### Given task
Go through the records underneath and write each one out again exactly.

### Stored data entries
··········

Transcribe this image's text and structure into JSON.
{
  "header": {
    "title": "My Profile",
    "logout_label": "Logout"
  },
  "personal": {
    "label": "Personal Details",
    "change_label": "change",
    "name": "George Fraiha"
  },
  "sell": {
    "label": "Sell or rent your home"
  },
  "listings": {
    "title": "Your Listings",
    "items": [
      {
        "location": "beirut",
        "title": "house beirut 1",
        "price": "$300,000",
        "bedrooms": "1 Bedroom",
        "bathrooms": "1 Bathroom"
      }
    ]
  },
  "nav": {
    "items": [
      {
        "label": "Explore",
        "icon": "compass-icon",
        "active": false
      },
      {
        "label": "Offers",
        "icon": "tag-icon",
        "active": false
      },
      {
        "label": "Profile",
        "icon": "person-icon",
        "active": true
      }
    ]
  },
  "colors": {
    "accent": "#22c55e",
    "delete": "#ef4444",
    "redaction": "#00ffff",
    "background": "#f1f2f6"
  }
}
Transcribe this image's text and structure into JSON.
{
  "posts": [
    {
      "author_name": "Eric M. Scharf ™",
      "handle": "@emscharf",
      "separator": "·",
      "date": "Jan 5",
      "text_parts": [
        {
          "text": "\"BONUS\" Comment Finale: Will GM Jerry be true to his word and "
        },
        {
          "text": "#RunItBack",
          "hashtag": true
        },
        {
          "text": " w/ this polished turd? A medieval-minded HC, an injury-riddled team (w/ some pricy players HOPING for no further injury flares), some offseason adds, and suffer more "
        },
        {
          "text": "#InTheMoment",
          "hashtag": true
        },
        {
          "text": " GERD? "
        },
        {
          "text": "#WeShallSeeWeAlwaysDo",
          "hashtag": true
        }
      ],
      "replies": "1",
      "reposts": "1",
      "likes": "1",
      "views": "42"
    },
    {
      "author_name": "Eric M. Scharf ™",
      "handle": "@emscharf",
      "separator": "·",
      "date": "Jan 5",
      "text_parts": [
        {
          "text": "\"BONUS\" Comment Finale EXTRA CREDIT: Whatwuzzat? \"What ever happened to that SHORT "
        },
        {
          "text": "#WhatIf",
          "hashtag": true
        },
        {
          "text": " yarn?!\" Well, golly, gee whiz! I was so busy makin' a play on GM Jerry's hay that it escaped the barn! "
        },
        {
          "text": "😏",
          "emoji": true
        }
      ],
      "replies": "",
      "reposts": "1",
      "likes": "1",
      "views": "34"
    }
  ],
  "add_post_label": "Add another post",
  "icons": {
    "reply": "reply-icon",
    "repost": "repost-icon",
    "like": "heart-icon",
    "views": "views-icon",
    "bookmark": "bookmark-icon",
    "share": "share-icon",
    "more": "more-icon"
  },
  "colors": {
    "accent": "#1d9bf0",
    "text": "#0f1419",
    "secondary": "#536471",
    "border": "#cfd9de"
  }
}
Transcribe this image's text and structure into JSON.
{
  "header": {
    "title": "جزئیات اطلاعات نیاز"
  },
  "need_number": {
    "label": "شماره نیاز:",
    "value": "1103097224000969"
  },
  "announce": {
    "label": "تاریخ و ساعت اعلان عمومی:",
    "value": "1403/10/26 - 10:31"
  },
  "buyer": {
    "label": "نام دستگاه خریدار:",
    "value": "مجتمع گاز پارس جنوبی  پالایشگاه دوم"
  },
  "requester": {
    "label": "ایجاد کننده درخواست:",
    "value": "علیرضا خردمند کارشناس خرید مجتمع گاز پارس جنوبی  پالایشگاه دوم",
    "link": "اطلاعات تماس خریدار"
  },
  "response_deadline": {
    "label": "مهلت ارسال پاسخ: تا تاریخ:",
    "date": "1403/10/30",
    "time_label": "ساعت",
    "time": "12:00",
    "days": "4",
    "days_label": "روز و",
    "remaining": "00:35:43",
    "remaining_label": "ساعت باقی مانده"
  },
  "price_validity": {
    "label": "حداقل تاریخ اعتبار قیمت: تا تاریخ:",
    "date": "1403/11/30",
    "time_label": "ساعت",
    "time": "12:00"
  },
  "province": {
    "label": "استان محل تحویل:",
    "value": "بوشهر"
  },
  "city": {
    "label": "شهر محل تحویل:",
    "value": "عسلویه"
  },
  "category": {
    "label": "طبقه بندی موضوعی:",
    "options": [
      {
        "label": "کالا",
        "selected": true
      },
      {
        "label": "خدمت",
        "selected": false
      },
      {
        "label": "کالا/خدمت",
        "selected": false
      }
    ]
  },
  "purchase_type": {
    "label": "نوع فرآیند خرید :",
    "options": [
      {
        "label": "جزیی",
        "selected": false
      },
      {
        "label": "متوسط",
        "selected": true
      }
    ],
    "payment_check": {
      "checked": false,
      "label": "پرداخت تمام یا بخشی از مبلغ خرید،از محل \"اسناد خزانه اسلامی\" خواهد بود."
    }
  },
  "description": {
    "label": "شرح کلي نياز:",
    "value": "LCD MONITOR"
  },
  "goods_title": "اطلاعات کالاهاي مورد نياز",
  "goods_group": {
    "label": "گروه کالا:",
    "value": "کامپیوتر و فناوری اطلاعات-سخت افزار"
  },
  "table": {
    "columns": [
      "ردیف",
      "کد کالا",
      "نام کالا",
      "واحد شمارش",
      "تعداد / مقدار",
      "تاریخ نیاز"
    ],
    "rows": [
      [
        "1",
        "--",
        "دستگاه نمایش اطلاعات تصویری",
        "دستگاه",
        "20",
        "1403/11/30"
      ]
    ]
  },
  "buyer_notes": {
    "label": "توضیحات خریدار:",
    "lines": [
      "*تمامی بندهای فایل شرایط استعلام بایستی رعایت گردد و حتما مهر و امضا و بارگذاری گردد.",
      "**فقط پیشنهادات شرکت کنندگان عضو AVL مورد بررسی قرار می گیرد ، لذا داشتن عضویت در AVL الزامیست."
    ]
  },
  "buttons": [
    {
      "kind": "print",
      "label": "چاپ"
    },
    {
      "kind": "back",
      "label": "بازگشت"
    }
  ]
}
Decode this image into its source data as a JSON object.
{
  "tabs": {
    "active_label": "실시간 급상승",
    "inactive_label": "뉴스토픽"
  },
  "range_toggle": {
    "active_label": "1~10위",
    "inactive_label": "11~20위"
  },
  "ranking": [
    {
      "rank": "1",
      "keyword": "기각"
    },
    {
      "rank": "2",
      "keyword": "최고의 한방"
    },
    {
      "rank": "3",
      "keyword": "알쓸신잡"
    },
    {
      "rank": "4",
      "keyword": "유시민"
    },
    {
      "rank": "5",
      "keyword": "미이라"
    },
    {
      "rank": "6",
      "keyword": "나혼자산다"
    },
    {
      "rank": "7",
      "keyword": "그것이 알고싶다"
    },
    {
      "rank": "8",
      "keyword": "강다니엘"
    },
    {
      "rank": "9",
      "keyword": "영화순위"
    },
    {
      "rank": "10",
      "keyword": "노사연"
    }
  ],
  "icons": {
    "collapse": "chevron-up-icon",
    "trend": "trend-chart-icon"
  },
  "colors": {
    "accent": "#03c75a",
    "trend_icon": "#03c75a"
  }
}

··········

### Exercise response
Transcribe this image's text and structure into JSON.
{
  "header": {
    "title": "My Profile",
    "logout_label": "Logout"
  },
  "personal": {
    "label": "Personal Details",
    "change_label": "change",
    "name": "George Fraiha"
  },
  "sell": {
    "label": "Sell or rent your home"
  },
  "listings": {
    "title": "Your Listings",
    "items": [
      {
        "location": "beirut",
        "title": "house beirut 1",
        "price": "$300,000",
        "bedrooms": "1 Bedroom",
        "bathrooms": "1 Bathroom"
      }
    ]
  },
  "nav": {
    "items": [
      {
        "label": "Explore",
        "icon": "compass-icon",
        "active": false
      },
      {
        "label": "Offers",
        "icon": "tag-icon",
        "active": false
      },
      {
        "label": "Profile",
        "icon": "person-icon",
        "active": true
      }
    ]
  },
  "colors": {
    "accent": "#22c55e",
    "delete": "#ef4444",
    "redaction": "#00ffff",
    "background": "#f1f2f6"
  }
}
Transcribe this image's text and structure into JSON.
{
  "posts": [
    {
      "author_name": "Eric M. Scharf ™",
      "handle": "@emscharf",
      "separator": "·",
      "date": "Jan 5",
      "text_parts": [
        {
          "text": "\"BONUS\" Comment Finale: Will GM Jerry be true to his word and "
        },
        {
          "text": "#RunItBack",
          "hashtag": true
        },
        {
          "text": " w/ this polished turd? A medieval-minded HC, an injury-riddled team (w/ some pricy players HOPING for no further injury flares), some offseason adds, and suffer more "
        },
        {
          "text": "#InTheMoment",
          "hashtag": true
        },
        {
          "text": " GERD? "
        },
        {
          "text": "#WeShallSeeWeAlwaysDo",
          "hashtag": true
        }
      ],
      "replies": "1",
      "reposts": "1",
      "likes": "1",
      "views": "42"
    },
    {
      "author_name": "Eric M. Scharf ™",
      "handle": "@emscharf",
      "separator": "·",
      "date": "Jan 5",
      "text_parts": [
        {
          "text": "\"BONUS\" Comment Finale EXTRA CREDIT: Whatwuzzat? \"What ever happened to that SHORT "
        },
        {
          "text": "#WhatIf",
          "hashtag": true
        },
        {
          "text": " yarn?!\" Well, golly, gee whiz! I was so busy makin' a play on GM Jerry's hay that it escaped the barn! "
        },
        {
          "text": "😏",
          "emoji": true
        }
      ],
      "replies": "",
      "reposts": "1",
      "likes": "1",
      "views": "34"
    }
  ],
  "add_post_label": "Add another post",
  "icons": {
    "reply": "reply-icon",
    "repost": "repost-icon",
    "like": "heart-icon",
    "views": "views-icon",
    "bookmark": "bookmark-icon",
    "share": "share-icon",
    "more": "more-icon"
  },
  "colors": {
    "accent": "#1d9bf0",
    "text": "#0f1419",
    "secondary": "#536471",
    "border": "#cfd9de"
  }
}
Transcribe this image's text and structure into JSON.
{
  "header": {
    "title": "جزئیات اطلاعات نیاز"
  },
  "need_number": {
    "label": "شماره نیاز:",
    "value": "1103097224000969"
  },
  "announce": {
    "label": "تاریخ و ساعت اعلان عمومی:",
    "value": "1403/10/26 - 10:31"
  },
  "buyer": {
    "label": "نام دستگاه خریدار:",
    "value": "مجتمع گاز پارس جنوبی  پالایشگاه دوم"
  },
  "requester": {
    "label": "ایجاد کننده درخواست:",
    "value": "علیرضا خردمند کارشناس خرید مجتمع گاز پارس جنوبی  پالایشگاه دوم",
    "link": "اطلاعات تماس خریدار"
  },
  "response_deadline": {
    "label": "مهلت ارسال پاسخ: تا تاریخ:",
    "date": "1403/10/30",
    "time_label": "ساعت",
    "time": "12:00",
    "days": "4",
    "days_label": "روز و",
    "remaining": "00:35:43",
    "remaining_label": "ساعت باقی مانده"
  },
  "price_validity": {
    "label": "حداقل تاریخ اعتبار قیمت: تا تاریخ:",
    "date": "1403/11/30",
    "time_label": "ساعت",
    "time": "12:00"
  },
  "province": {
    "label": "استان محل تحویل:",
    "value": "بوشهر"
  },
  "city": {
    "label": "شهر محل تحویل:",
    "value": "عسلویه"
  },
  "category": {
    "label": "طبقه بندی موضوعی:",
    "options": [
      {
        "label": "کالا",
        "selected": true
      },
      {
        "label": "خدمت",
        "selected": false
      },
      {
        "label": "کالا/خدمت",
        "selected": false
      }
    ]
  },
  "purchase_type": {
    "label": "نوع فرآیند خرید :",
    "options": [
      {
        "label": "جزیی",
        "selected": false
      },
      {
        "label": "متوسط",
        "selected": true
      }
    ],
    "payment_check": {
      "checked": false,
      "label": "پرداخت تمام یا بخشی از مبلغ خرید،از محل \"اسناد خزانه اسلامی\" خواهد بود."
    }
  },
  "description": {
    "label": "شرح کلي نياز:",
    "value": "LCD MONITOR"
  },
  "goods_title": "اطلاعات کالاهاي مورد نياز",
  "goods_group": {
    "label": "گروه کالا:",
    "value": "کامپیوتر و فناوری اطلاعات-سخت افزار"
  },
  "table": {
    "columns": [
      "ردیف",
      "کد کالا",
      "نام کالا",
      "واحد شمارش",
      "تعداد / مقدار",
      "تاریخ نیاز"
    ],
    "rows": [
      [
        "1",
        "--",
        "دستگاه نمایش اطلاعات تصویری",
        "دستگاه",
        "20",
        "1403/11/30"
      ]
    ]
  },
  "buyer_notes": {
    "label": "توضیحات خریدار:",
    "lines": [
      "*تمامی بندهای فایل شرایط استعلام بایستی رعایت گردد و حتما مهر و امضا و بارگذاری گردد.",
      "**فقط پیشنهادات شرکت کنندگان عضو AVL مورد بررسی قرار می گیرد ، لذا داشتن عضویت در AVL الزامیست."
    ]
  },
  "buttons": [
    {
      "kind": "print",
      "label": "چاپ"
    },
    {
      "kind": "back",
      "label": "بازگشت"
    }
  ]
}
Decode this image into its source data as a JSON object.
{
  "tabs": {
    "active_label": "실시간 급상승",
    "inactive_label": "뉴스토픽"
  },
  "range_toggle": {
    "active_label": "1~10위",
    "inactive_label": "11~20위"
  },
  "ranking": [
    {
      "rank": "1",
      "keyword": "기각"
    },
    {
      "rank": "2",
      "keyword": "최고의 한방"
    },
    {
      "rank": "3",
      "keyword": "알쓸신잡"
    },
    {
      "rank": "4",
      "keyword": "유시민"
    },
    {
      "rank": "5",
      "keyword": "미이라"
    },
    {
      "rank": "6",
      "keyword": "나혼자산다"
    },
    {
      "rank": "7",
      "keyword": "그것이 알고싶다"
    },
    {
      "rank": "8",
      "keyword": "강다니엘"
    },
    {
      "rank": "9",
      "keyword": "영화순위"
    },
    {
      "rank": "10",
      "keyword": "노사연"
    }
  ],
  "icons": {
    "collapse": "chevron-up-icon",
    "trend": "trend-chart-icon"
  },
  "colors": {
    "accent": "#03c75a",
    "trend_icon": "#03c75a"
  }
}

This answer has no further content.